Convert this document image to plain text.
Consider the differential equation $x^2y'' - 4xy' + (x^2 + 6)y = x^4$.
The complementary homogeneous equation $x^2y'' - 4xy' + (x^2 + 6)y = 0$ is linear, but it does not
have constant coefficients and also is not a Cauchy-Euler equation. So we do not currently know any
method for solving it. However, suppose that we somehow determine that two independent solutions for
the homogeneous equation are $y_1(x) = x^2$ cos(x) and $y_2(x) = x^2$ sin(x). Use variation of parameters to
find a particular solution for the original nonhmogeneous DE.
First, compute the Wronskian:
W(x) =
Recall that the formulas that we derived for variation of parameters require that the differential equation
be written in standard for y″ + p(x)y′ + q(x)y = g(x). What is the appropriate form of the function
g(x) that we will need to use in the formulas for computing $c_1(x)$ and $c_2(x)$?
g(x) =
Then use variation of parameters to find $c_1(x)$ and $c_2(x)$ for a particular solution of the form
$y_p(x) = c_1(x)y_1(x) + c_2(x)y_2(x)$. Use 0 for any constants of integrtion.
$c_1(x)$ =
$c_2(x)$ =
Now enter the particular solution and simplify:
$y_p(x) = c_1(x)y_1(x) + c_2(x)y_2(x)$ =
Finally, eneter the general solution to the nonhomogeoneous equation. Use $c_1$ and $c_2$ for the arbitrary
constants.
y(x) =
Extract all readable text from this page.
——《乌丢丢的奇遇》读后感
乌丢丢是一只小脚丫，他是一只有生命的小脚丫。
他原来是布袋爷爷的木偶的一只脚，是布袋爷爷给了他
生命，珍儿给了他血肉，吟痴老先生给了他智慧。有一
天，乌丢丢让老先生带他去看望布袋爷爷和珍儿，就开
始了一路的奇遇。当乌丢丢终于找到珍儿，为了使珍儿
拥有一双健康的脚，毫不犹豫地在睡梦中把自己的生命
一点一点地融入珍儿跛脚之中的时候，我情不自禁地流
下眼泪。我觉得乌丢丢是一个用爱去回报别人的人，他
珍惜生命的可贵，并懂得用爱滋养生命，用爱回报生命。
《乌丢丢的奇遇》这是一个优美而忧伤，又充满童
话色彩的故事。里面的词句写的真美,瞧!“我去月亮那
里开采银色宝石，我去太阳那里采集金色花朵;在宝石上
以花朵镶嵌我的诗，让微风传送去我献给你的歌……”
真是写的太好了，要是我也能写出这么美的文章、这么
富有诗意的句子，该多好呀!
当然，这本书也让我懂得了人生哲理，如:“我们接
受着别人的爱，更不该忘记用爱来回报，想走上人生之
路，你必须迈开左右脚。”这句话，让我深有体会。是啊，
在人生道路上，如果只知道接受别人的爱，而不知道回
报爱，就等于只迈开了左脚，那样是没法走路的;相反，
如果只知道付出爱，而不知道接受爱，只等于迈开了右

What you should do: Transcribe every entry verbatim.

Complete answer:
Convert this document image to plain text.
Consider the differential equation $x^2y'' - 4xy' + (x^2 + 6)y = x^4$.
The complementary homogeneous equation $x^2y'' - 4xy' + (x^2 + 6)y = 0$ is linear, but it does not
have constant coefficients and also is not a Cauchy-Euler equation. So we do not currently know any
method for solving it. However, suppose that we somehow determine that two independent solutions for
the homogeneous equation are $y_1(x) = x^2$ cos(x) and $y_2(x) = x^2$ sin(x). Use variation of parameters to
find a particular solution for the original nonhmogeneous DE.
First, compute the Wronskian:
W(x) =
Recall that the formulas that we derived for variation of parameters require that the differential equation
be written in standard for y″ + p(x)y′ + q(x)y = g(x). What is the appropriate form of the function
g(x) that we will need to use in the formulas for computing $c_1(x)$ and $c_2(x)$?
g(x) =
Then use variation of parameters to find $c_1(x)$ and $c_2(x)$ for a particular solution of the form
$y_p(x) = c_1(x)y_1(x) + c_2(x)y_2(x)$. Use 0 for any constants of integrtion.
$c_1(x)$ =
$c_2(x)$ =
Now enter the particular solution and simplify:
$y_p(x) = c_1(x)y_1(x) + c_2(x)y_2(x)$ =
Finally, eneter the general solution to the nonhomogeoneous equation. Use $c_1$ and $c_2$ for the arbitrary
constants.
y(x) =
Extract all readable text from this page.
——《乌丢丢的奇遇》读后感
乌丢丢是一只小脚丫，他是一只有生命的小脚丫。
他原来是布袋爷爷的木偶的一只脚，是布袋爷爷给了他
生命，珍儿给了他血肉，吟痴老先生给了他智慧。有一
天，乌丢丢让老先生带他去看望布袋爷爷和珍儿，就开
始了一路的奇遇。当乌丢丢终于找到珍儿，为了使珍儿
拥有一双健康的脚，毫不犹豫地在睡梦中把自己的生命
一点一点地融入珍儿跛脚之中的时候，我情不自禁地流
下眼泪。我觉得乌丢丢是一个用爱去回报别人的人，他
珍惜生命的可贵，并懂得用爱滋养生命，用爱回报生命。
《乌丢丢的奇遇》这是一个优美而忧伤，又充满童
话色彩的故事。里面的词句写的真美,瞧!“我去月亮那
里开采银色宝石，我去太阳那里采集金色花朵;在宝石上
以花朵镶嵌我的诗，让微风传送去我献给你的歌……”
真是写的太好了，要是我也能写出这么美的文章、这么
富有诗意的句子，该多好呀!
当然，这本书也让我懂得了人生哲理，如:“我们接
受着别人的爱，更不该忘记用爱来回报，想走上人生之
路，你必须迈开左右脚。”这句话，让我深有体会。是啊，
在人生道路上，如果只知道接受别人的爱，而不知道回
报爱，就等于只迈开了左脚，那样是没法走路的;相反，
如果只知道付出爱，而不知道接受爱，只等于迈开了右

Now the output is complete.